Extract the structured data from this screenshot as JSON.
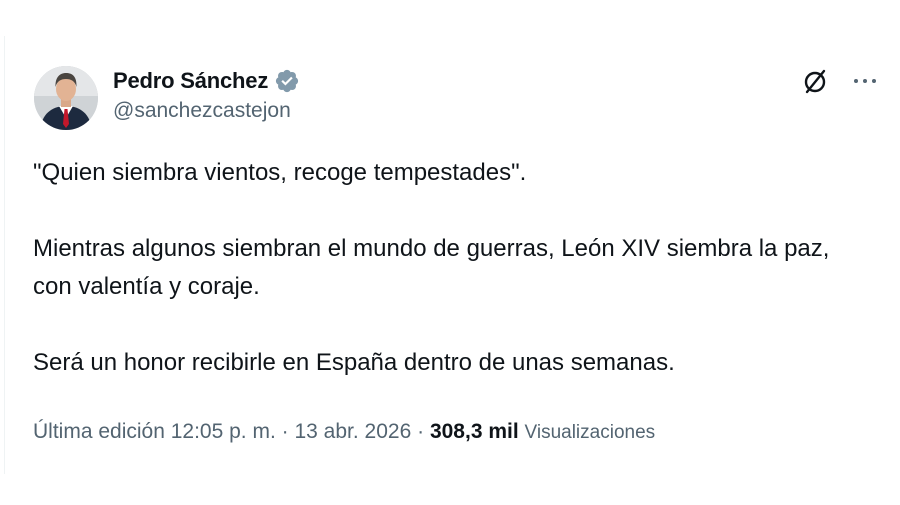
{
  "author": {
    "display_name": "Pedro Sánchez",
    "handle": "@sanchezcastejon",
    "verified": true,
    "verified_color": "#829aab"
  },
  "actions": {
    "grok_icon": "slashed-circle-icon",
    "more_icon": "more-dots-icon"
  },
  "tweet": {
    "paragraphs": [
      "\"Quien siembra vientos, recoge tempestades\".",
      "Mientras algunos siembran el mundo de guerras, León XIV siembra la paz, con valentía y coraje.",
      "Será un honor recibirle en España dentro de unas semanas."
    ]
  },
  "meta": {
    "edited_label": "Última edición",
    "time": "12:05 p. m.",
    "separator": "·",
    "date": "13 abr. 2026",
    "views_count": "308,3 mil",
    "views_label": "Visualizaciones"
  },
  "colors": {
    "text_primary": "#0f1419",
    "text_secondary": "#536471",
    "divider": "#eff3f4"
  }
}
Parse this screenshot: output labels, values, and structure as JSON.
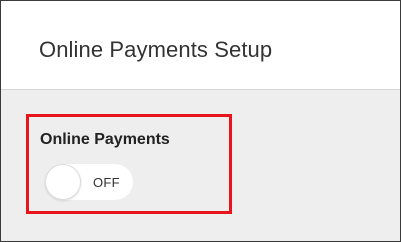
{
  "header": {
    "title": "Online Payments Setup"
  },
  "online_payments": {
    "label": "Online Payments",
    "toggle_state_label": "OFF",
    "enabled": false
  },
  "colors": {
    "highlight_border": "#e8141b",
    "content_background": "#eeeeee",
    "header_background": "#ffffff"
  }
}
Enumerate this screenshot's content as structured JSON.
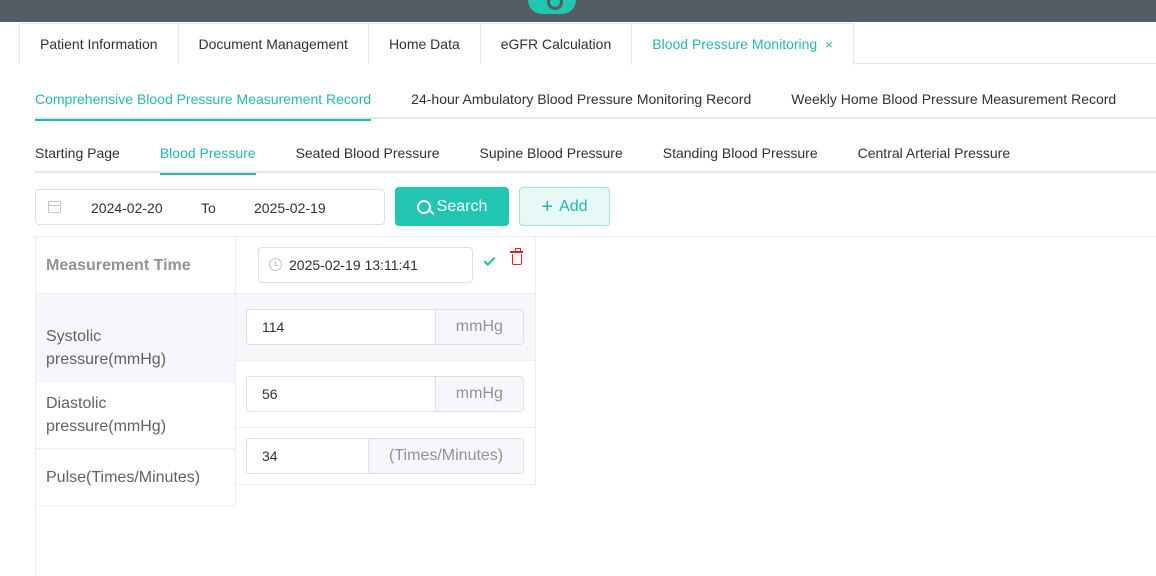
{
  "tabs": [
    {
      "label": "Patient Information"
    },
    {
      "label": "Document Management"
    },
    {
      "label": "Home Data"
    },
    {
      "label": "eGFR Calculation"
    },
    {
      "label": "Blood Pressure Monitoring",
      "close": "×"
    }
  ],
  "record_tabs": [
    {
      "label": "Comprehensive Blood Pressure Measurement Record"
    },
    {
      "label": "24-hour Ambulatory Blood Pressure Monitoring Record"
    },
    {
      "label": "Weekly Home Blood Pressure Measurement Record"
    }
  ],
  "type_tabs": [
    {
      "label": "Starting Page"
    },
    {
      "label": "Blood Pressure"
    },
    {
      "label": "Seated Blood Pressure"
    },
    {
      "label": "Supine Blood Pressure"
    },
    {
      "label": "Standing Blood Pressure"
    },
    {
      "label": "Central Arterial Pressure"
    }
  ],
  "filter": {
    "start_date": "2024-02-20",
    "to_label": "To",
    "end_date": "2025-02-19",
    "search_label": "Search",
    "add_label": "Add"
  },
  "record": {
    "measurement_time_label": "Measurement Time",
    "measurement_time": "2025-02-19 13:11:41",
    "systolic_label": "Systolic pressure(mmHg)",
    "systolic_value": "114",
    "systolic_unit": "mmHg",
    "diastolic_label": "Diastolic pressure(mmHg)",
    "diastolic_value": "56",
    "diastolic_unit": "mmHg",
    "pulse_label": "Pulse(Times/Minutes)",
    "pulse_value": "34",
    "pulse_unit": "(Times/Minutes)"
  },
  "colors": {
    "accent": "#22b9ab",
    "topbar": "#545c64",
    "delete": "#e02020"
  }
}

········

WHAT TO DO -
Transcribe the full listing above exactly as it stands, minus the pictures.

SOLUTION FOR THIS TASK -
Extract the structured data from this screenshot as JSON.
{
  "author": {
    "display_name": "Pedro Sánchez",
    "handle": "@sanchezcastejon",
    "verified": true,
    "verified_color": "#829aab"
  },
  "actions": {
    "grok_icon": "slashed-circle-icon",
    "more_icon": "more-dots-icon"
  },
  "tweet": {
    "paragraphs": [
      "\"Quien siembra vientos, recoge tempestades\".",
      "Mientras algunos siembran el mundo de guerras, León XIV siembra la paz, con valentía y coraje.",
      "Será un honor recibirle en España dentro de unas semanas."
    ]
  },
  "meta": {
    "edited_label": "Última edición",
    "time": "12:05 p. m.",
    "separator": "·",
    "date": "13 abr. 2026",
    "views_count": "308,3 mil",
    "views_label": "Visualizaciones"
  },
  "colors": {
    "text_primary": "#0f1419",
    "text_secondary": "#536471",
    "divider": "#eff3f4"
  }
}
Parse this screenshot: output labels, values, and structure as JSON.
{
  "header": {
    "title": "Online Payments Setup"
  },
  "online_payments": {
    "label": "Online Payments",
    "toggle_state_label": "OFF",
    "enabled": false
  },
  "colors": {
    "highlight_border": "#e8141b",
    "content_background": "#eeeeee",
    "header_background": "#ffffff"
  }
}
Enumerate this screenshot's content as structured JSON.
{
  "tabs": [
    {
      "label": "Patient Information"
    },
    {
      "label": "Document Management"
    },
    {
      "label": "Home Data"
    },
    {
      "label": "eGFR Calculation"
    },
    {
      "label": "Blood Pressure Monitoring",
      "close": "×"
    }
  ],
  "record_tabs": [
    {
      "label": "Comprehensive Blood Pressure Measurement Record"
    },
    {
      "label": "24-hour Ambulatory Blood Pressure Monitoring Record"
    },
    {
      "label": "Weekly Home Blood Pressure Measurement Record"
    }
  ],
  "type_tabs": [
    {
      "label": "Starting Page"
    },
    {
      "label": "Blood Pressure"
    },
    {
      "label": "Seated Blood Pressure"
    },
    {
      "label": "Supine Blood Pressure"
    },
    {
      "label": "Standing Blood Pressure"
    },
    {
      "label": "Central Arterial Pressure"
    }
  ],
  "filter": {
    "start_date": "2024-02-20",
    "to_label": "To",
    "end_date": "2025-02-19",
    "search_label": "Search",
    "add_label": "Add"
  },
  "record": {
    "measurement_time_label": "Measurement Time",
    "measurement_time": "2025-02-19 13:11:41",
    "systolic_label": "Systolic pressure(mmHg)",
    "systolic_value": "114",
    "systolic_unit": "mmHg",
    "diastolic_label": "Diastolic pressure(mmHg)",
    "diastolic_value": "56",
    "diastolic_unit": "mmHg",
    "pulse_label": "Pulse(Times/Minutes)",
    "pulse_value": "34",
    "pulse_unit": "(Times/Minutes)"
  },
  "colors": {
    "accent": "#22b9ab",
    "topbar": "#545c64",
    "delete": "#e02020"
  }
}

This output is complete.